Challenge: Copy the records below exactly, omitting any pictures they contain.

Entries supplied:

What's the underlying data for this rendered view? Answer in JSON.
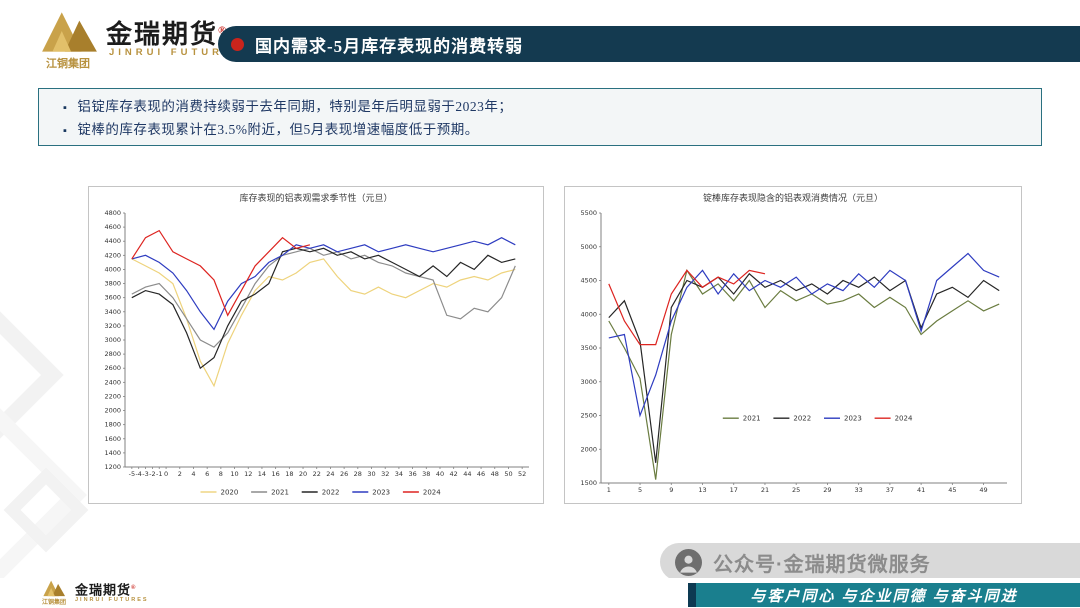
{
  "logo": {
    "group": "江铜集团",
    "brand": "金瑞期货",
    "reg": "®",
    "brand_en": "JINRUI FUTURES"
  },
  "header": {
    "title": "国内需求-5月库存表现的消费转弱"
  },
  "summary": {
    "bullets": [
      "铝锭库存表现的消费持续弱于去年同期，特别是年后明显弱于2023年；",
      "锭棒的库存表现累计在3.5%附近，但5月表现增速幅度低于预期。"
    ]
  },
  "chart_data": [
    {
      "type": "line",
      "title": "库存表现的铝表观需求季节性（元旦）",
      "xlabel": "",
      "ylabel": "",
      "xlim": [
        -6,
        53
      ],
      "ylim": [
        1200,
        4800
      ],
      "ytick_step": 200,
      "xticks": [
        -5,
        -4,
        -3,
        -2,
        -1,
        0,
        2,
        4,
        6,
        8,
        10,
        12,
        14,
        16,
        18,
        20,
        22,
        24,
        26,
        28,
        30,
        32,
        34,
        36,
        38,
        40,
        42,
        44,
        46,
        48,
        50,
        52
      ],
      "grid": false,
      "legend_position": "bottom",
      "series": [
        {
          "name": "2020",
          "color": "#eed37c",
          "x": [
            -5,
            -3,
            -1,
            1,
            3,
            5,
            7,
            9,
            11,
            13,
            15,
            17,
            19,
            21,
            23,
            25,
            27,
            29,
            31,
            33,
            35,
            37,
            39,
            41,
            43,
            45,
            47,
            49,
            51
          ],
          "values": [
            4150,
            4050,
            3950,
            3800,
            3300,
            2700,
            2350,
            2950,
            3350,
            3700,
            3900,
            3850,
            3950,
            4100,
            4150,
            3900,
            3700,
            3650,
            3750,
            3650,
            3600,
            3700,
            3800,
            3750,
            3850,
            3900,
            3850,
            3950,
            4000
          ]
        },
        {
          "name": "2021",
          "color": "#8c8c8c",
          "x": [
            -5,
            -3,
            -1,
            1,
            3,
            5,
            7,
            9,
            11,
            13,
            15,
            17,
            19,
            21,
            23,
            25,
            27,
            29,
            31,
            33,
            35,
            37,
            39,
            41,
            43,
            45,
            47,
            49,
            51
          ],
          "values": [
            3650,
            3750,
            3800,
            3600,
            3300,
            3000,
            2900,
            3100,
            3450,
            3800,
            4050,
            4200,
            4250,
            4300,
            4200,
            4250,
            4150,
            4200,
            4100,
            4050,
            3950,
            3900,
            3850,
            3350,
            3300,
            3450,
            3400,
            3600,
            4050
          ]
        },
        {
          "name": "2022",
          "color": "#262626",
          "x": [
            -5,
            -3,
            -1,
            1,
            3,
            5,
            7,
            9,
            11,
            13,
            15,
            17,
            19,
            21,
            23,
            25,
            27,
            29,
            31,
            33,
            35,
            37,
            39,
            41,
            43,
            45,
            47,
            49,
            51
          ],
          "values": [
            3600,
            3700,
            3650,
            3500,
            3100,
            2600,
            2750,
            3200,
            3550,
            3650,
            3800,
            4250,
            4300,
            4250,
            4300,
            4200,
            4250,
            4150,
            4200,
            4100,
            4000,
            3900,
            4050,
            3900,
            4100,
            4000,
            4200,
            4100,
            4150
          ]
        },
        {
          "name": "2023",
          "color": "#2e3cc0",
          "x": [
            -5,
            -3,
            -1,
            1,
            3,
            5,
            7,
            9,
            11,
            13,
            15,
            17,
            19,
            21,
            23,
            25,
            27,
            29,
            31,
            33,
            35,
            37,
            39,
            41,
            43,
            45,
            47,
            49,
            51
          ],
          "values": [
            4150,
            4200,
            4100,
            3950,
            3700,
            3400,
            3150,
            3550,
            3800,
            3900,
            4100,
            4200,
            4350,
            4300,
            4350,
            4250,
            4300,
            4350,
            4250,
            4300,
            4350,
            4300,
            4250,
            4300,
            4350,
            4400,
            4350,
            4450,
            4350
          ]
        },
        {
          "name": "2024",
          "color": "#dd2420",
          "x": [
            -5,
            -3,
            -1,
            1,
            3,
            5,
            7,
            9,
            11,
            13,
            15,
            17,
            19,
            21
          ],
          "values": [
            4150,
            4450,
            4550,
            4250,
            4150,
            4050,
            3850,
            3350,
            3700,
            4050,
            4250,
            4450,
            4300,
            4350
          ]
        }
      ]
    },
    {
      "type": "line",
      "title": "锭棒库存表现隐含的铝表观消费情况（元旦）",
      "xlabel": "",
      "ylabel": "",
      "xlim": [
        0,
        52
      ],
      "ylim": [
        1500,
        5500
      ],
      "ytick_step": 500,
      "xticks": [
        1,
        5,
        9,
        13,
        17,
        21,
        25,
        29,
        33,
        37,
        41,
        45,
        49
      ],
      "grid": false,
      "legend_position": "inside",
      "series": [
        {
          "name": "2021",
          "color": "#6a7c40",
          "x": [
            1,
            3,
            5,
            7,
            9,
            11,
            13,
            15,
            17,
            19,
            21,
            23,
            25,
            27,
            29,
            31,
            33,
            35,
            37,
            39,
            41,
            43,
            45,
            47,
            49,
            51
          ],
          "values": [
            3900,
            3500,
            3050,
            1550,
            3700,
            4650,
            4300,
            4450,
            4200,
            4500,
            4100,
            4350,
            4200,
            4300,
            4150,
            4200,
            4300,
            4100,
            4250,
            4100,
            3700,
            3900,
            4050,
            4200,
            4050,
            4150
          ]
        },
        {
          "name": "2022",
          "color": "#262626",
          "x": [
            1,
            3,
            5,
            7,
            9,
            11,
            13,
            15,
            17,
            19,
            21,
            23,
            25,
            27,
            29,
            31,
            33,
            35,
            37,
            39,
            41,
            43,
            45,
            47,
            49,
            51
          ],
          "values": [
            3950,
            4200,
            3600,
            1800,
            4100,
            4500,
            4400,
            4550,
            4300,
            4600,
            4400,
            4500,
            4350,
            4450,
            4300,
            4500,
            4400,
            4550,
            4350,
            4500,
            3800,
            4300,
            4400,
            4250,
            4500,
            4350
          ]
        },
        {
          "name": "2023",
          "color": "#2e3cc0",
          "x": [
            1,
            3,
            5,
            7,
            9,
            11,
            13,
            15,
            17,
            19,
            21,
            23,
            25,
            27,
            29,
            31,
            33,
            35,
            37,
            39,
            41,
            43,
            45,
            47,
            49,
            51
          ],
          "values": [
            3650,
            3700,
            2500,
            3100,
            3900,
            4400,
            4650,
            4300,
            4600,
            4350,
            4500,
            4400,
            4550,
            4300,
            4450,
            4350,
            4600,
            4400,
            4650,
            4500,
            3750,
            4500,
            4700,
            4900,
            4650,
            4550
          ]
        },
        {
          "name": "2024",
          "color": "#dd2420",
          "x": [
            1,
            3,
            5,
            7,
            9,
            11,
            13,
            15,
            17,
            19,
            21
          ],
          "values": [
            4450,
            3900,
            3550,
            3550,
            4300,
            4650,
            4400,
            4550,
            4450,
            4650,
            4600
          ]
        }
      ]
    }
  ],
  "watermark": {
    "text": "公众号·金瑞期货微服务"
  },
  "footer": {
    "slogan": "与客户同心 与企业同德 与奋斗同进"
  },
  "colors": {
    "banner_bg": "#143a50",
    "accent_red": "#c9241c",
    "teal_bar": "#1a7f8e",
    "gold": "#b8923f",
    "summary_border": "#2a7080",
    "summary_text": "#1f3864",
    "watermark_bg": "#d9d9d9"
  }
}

Solved problem:
What's the underlying data for this rendered view? Answer in JSON.
{
  "logo": {
    "group": "江铜集团",
    "brand": "金瑞期货",
    "reg": "®",
    "brand_en": "JINRUI FUTURES"
  },
  "header": {
    "title": "国内需求-5月库存表现的消费转弱"
  },
  "summary": {
    "bullets": [
      "铝锭库存表现的消费持续弱于去年同期，特别是年后明显弱于2023年；",
      "锭棒的库存表现累计在3.5%附近，但5月表现增速幅度低于预期。"
    ]
  },
  "chart_data": [
    {
      "type": "line",
      "title": "库存表现的铝表观需求季节性（元旦）",
      "xlabel": "",
      "ylabel": "",
      "xlim": [
        -6,
        53
      ],
      "ylim": [
        1200,
        4800
      ],
      "ytick_step": 200,
      "xticks": [
        -5,
        -4,
        -3,
        -2,
        -1,
        0,
        2,
        4,
        6,
        8,
        10,
        12,
        14,
        16,
        18,
        20,
        22,
        24,
        26,
        28,
        30,
        32,
        34,
        36,
        38,
        40,
        42,
        44,
        46,
        48,
        50,
        52
      ],
      "grid": false,
      "legend_position": "bottom",
      "series": [
        {
          "name": "2020",
          "color": "#eed37c",
          "x": [
            -5,
            -3,
            -1,
            1,
            3,
            5,
            7,
            9,
            11,
            13,
            15,
            17,
            19,
            21,
            23,
            25,
            27,
            29,
            31,
            33,
            35,
            37,
            39,
            41,
            43,
            45,
            47,
            49,
            51
          ],
          "values": [
            4150,
            4050,
            3950,
            3800,
            3300,
            2700,
            2350,
            2950,
            3350,
            3700,
            3900,
            3850,
            3950,
            4100,
            4150,
            3900,
            3700,
            3650,
            3750,
            3650,
            3600,
            3700,
            3800,
            3750,
            3850,
            3900,
            3850,
            3950,
            4000
          ]
        },
        {
          "name": "2021",
          "color": "#8c8c8c",
          "x": [
            -5,
            -3,
            -1,
            1,
            3,
            5,
            7,
            9,
            11,
            13,
            15,
            17,
            19,
            21,
            23,
            25,
            27,
            29,
            31,
            33,
            35,
            37,
            39,
            41,
            43,
            45,
            47,
            49,
            51
          ],
          "values": [
            3650,
            3750,
            3800,
            3600,
            3300,
            3000,
            2900,
            3100,
            3450,
            3800,
            4050,
            4200,
            4250,
            4300,
            4200,
            4250,
            4150,
            4200,
            4100,
            4050,
            3950,
            3900,
            3850,
            3350,
            3300,
            3450,
            3400,
            3600,
            4050
          ]
        },
        {
          "name": "2022",
          "color": "#262626",
          "x": [
            -5,
            -3,
            -1,
            1,
            3,
            5,
            7,
            9,
            11,
            13,
            15,
            17,
            19,
            21,
            23,
            25,
            27,
            29,
            31,
            33,
            35,
            37,
            39,
            41,
            43,
            45,
            47,
            49,
            51
          ],
          "values": [
            3600,
            3700,
            3650,
            3500,
            3100,
            2600,
            2750,
            3200,
            3550,
            3650,
            3800,
            4250,
            4300,
            4250,
            4300,
            4200,
            4250,
            4150,
            4200,
            4100,
            4000,
            3900,
            4050,
            3900,
            4100,
            4000,
            4200,
            4100,
            4150
          ]
        },
        {
          "name": "2023",
          "color": "#2e3cc0",
          "x": [
            -5,
            -3,
            -1,
            1,
            3,
            5,
            7,
            9,
            11,
            13,
            15,
            17,
            19,
            21,
            23,
            25,
            27,
            29,
            31,
            33,
            35,
            37,
            39,
            41,
            43,
            45,
            47,
            49,
            51
          ],
          "values": [
            4150,
            4200,
            4100,
            3950,
            3700,
            3400,
            3150,
            3550,
            3800,
            3900,
            4100,
            4200,
            4350,
            4300,
            4350,
            4250,
            4300,
            4350,
            4250,
            4300,
            4350,
            4300,
            4250,
            4300,
            4350,
            4400,
            4350,
            4450,
            4350
          ]
        },
        {
          "name": "2024",
          "color": "#dd2420",
          "x": [
            -5,
            -3,
            -1,
            1,
            3,
            5,
            7,
            9,
            11,
            13,
            15,
            17,
            19,
            21
          ],
          "values": [
            4150,
            4450,
            4550,
            4250,
            4150,
            4050,
            3850,
            3350,
            3700,
            4050,
            4250,
            4450,
            4300,
            4350
          ]
        }
      ]
    },
    {
      "type": "line",
      "title": "锭棒库存表现隐含的铝表观消费情况（元旦）",
      "xlabel": "",
      "ylabel": "",
      "xlim": [
        0,
        52
      ],
      "ylim": [
        1500,
        5500
      ],
      "ytick_step": 500,
      "xticks": [
        1,
        5,
        9,
        13,
        17,
        21,
        25,
        29,
        33,
        37,
        41,
        45,
        49
      ],
      "grid": false,
      "legend_position": "inside",
      "series": [
        {
          "name": "2021",
          "color": "#6a7c40",
          "x": [
            1,
            3,
            5,
            7,
            9,
            11,
            13,
            15,
            17,
            19,
            21,
            23,
            25,
            27,
            29,
            31,
            33,
            35,
            37,
            39,
            41,
            43,
            45,
            47,
            49,
            51
          ],
          "values": [
            3900,
            3500,
            3050,
            1550,
            3700,
            4650,
            4300,
            4450,
            4200,
            4500,
            4100,
            4350,
            4200,
            4300,
            4150,
            4200,
            4300,
            4100,
            4250,
            4100,
            3700,
            3900,
            4050,
            4200,
            4050,
            4150
          ]
        },
        {
          "name": "2022",
          "color": "#262626",
          "x": [
            1,
            3,
            5,
            7,
            9,
            11,
            13,
            15,
            17,
            19,
            21,
            23,
            25,
            27,
            29,
            31,
            33,
            35,
            37,
            39,
            41,
            43,
            45,
            47,
            49,
            51
          ],
          "values": [
            3950,
            4200,
            3600,
            1800,
            4100,
            4500,
            4400,
            4550,
            4300,
            4600,
            4400,
            4500,
            4350,
            4450,
            4300,
            4500,
            4400,
            4550,
            4350,
            4500,
            3800,
            4300,
            4400,
            4250,
            4500,
            4350
          ]
        },
        {
          "name": "2023",
          "color": "#2e3cc0",
          "x": [
            1,
            3,
            5,
            7,
            9,
            11,
            13,
            15,
            17,
            19,
            21,
            23,
            25,
            27,
            29,
            31,
            33,
            35,
            37,
            39,
            41,
            43,
            45,
            47,
            49,
            51
          ],
          "values": [
            3650,
            3700,
            2500,
            3100,
            3900,
            4400,
            4650,
            4300,
            4600,
            4350,
            4500,
            4400,
            4550,
            4300,
            4450,
            4350,
            4600,
            4400,
            4650,
            4500,
            3750,
            4500,
            4700,
            4900,
            4650,
            4550
          ]
        },
        {
          "name": "2024",
          "color": "#dd2420",
          "x": [
            1,
            3,
            5,
            7,
            9,
            11,
            13,
            15,
            17,
            19,
            21
          ],
          "values": [
            4450,
            3900,
            3550,
            3550,
            4300,
            4650,
            4400,
            4550,
            4450,
            4650,
            4600
          ]
        }
      ]
    }
  ],
  "watermark": {
    "text": "公众号·金瑞期货微服务"
  },
  "footer": {
    "slogan": "与客户同心 与企业同德 与奋斗同进"
  },
  "colors": {
    "banner_bg": "#143a50",
    "accent_red": "#c9241c",
    "teal_bar": "#1a7f8e",
    "gold": "#b8923f",
    "summary_border": "#2a7080",
    "summary_text": "#1f3864",
    "watermark_bg": "#d9d9d9"
  }
}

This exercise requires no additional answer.